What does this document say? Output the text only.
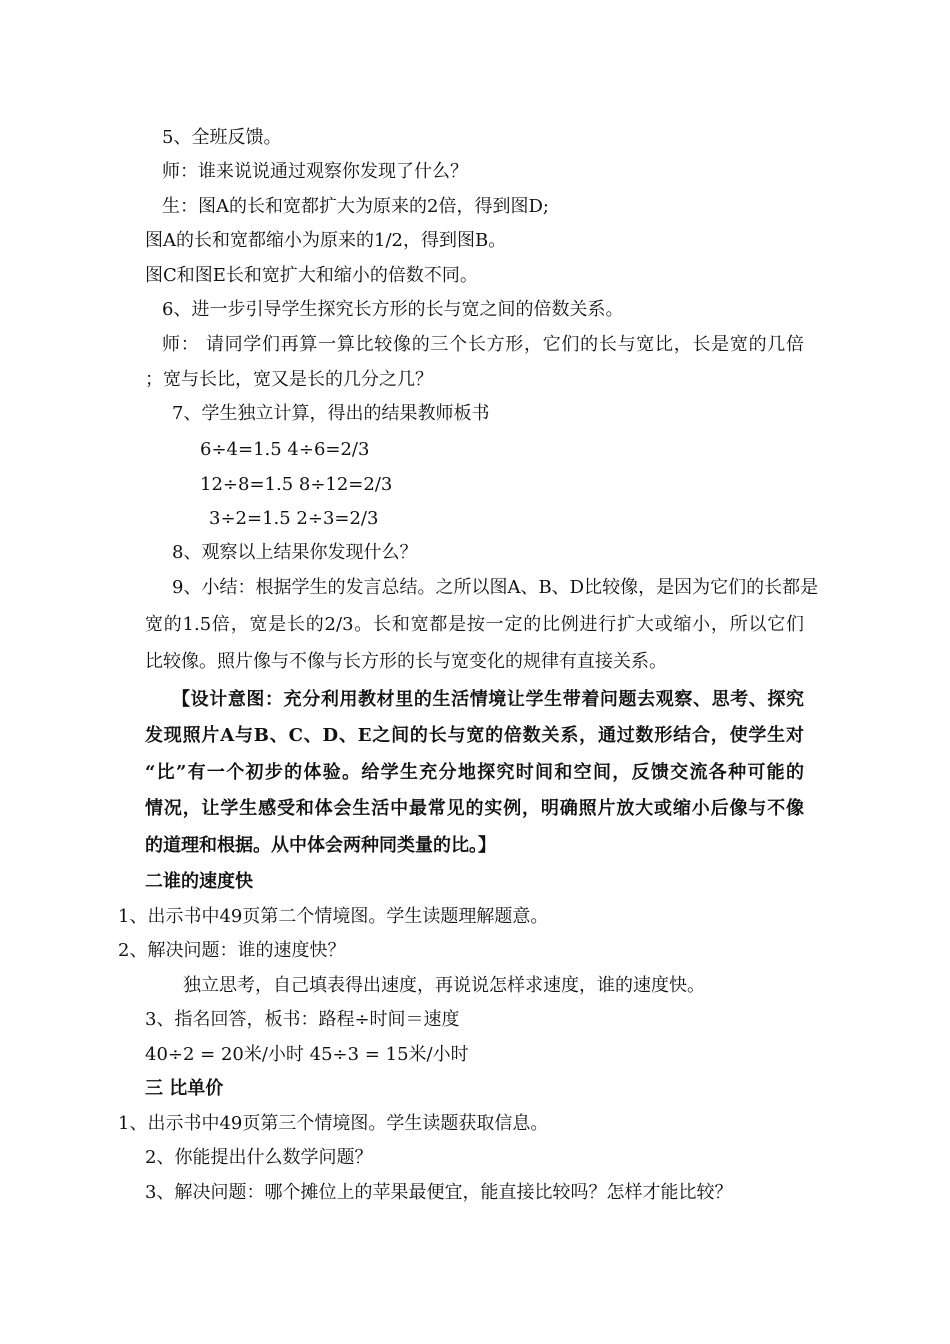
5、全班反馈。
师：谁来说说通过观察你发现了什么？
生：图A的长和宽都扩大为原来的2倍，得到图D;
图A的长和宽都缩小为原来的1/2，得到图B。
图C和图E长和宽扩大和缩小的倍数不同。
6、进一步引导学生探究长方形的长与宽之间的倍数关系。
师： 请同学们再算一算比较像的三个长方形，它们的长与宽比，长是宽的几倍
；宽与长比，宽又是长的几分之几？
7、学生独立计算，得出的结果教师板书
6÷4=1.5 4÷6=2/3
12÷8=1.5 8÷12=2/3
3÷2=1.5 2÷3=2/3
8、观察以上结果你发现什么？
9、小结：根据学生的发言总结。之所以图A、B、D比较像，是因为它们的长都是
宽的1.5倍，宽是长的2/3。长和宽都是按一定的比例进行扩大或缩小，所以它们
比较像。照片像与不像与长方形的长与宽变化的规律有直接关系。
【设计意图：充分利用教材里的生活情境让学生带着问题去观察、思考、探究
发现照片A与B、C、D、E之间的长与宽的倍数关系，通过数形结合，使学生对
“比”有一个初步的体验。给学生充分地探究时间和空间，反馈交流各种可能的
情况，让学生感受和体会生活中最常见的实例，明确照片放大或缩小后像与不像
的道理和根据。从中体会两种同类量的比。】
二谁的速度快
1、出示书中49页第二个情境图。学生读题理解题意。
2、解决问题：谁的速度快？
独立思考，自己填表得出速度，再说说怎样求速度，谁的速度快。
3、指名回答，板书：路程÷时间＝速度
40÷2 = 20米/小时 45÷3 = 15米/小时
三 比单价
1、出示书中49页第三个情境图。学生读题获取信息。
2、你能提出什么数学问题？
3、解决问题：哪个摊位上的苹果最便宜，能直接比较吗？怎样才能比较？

..............................

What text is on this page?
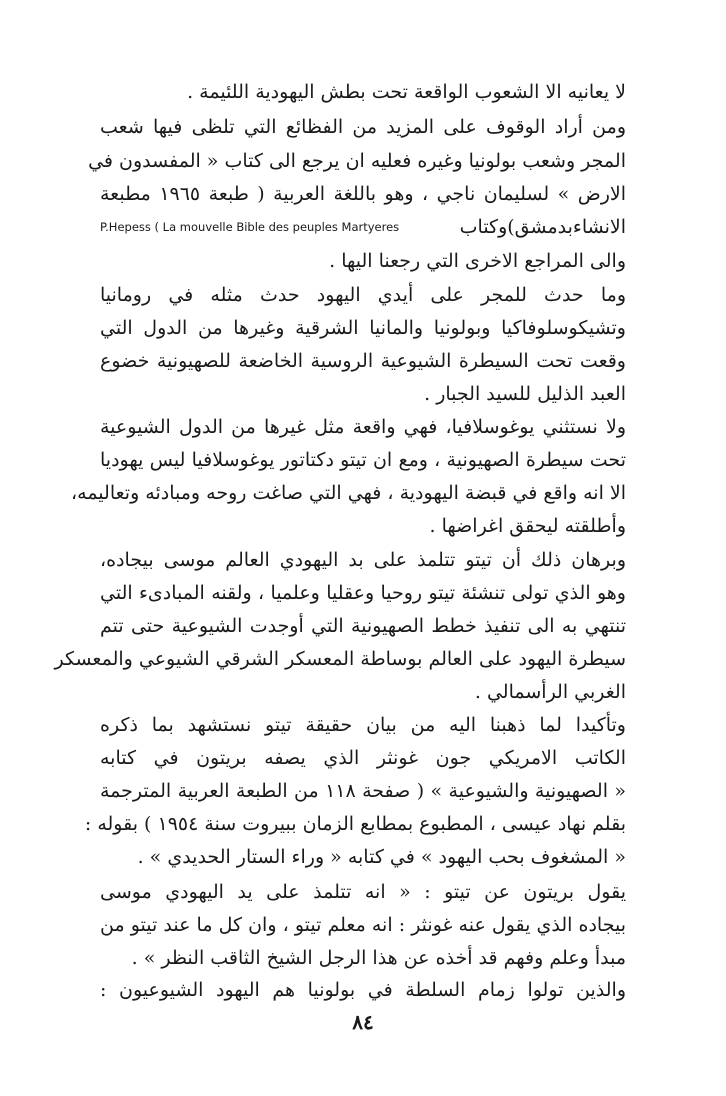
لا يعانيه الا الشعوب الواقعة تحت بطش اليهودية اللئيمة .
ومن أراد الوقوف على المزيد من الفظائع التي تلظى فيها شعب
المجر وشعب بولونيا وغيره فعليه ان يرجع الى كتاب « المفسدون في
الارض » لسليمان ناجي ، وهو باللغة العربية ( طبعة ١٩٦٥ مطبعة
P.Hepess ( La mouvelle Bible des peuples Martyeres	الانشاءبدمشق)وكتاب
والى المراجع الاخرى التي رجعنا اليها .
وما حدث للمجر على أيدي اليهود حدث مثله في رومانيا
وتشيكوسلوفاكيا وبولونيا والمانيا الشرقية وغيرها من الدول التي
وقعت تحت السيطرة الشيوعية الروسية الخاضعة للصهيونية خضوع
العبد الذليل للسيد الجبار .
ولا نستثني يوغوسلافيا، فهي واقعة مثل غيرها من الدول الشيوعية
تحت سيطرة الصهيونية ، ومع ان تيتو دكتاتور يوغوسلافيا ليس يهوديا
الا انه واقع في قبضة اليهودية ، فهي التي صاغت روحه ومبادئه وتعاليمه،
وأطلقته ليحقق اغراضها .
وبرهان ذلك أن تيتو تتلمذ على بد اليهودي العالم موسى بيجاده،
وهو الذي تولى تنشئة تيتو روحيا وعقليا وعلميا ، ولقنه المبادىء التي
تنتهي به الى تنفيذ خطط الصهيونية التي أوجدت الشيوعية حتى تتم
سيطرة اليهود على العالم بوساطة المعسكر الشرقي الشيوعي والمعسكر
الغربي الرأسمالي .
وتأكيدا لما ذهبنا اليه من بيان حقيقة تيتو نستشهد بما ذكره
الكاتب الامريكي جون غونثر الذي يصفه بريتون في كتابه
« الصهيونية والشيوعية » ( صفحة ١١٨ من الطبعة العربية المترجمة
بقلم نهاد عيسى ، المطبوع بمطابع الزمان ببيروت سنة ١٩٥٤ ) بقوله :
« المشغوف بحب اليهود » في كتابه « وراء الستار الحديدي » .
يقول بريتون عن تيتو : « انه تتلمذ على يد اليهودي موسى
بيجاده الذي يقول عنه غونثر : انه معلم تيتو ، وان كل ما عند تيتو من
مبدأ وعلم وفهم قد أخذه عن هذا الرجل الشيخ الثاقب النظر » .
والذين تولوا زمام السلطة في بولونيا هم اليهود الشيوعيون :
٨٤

..............................

▸ **Task requirements**
Each line above that holds the string "كتابه" should be copied and shown.

▸ **Completed exercise**
الكاتب الامريكي جون غونثر الذي يصفه بريتون في كتابه
« المشغوف بحب اليهود » في كتابه « وراء الستار الحديدي » .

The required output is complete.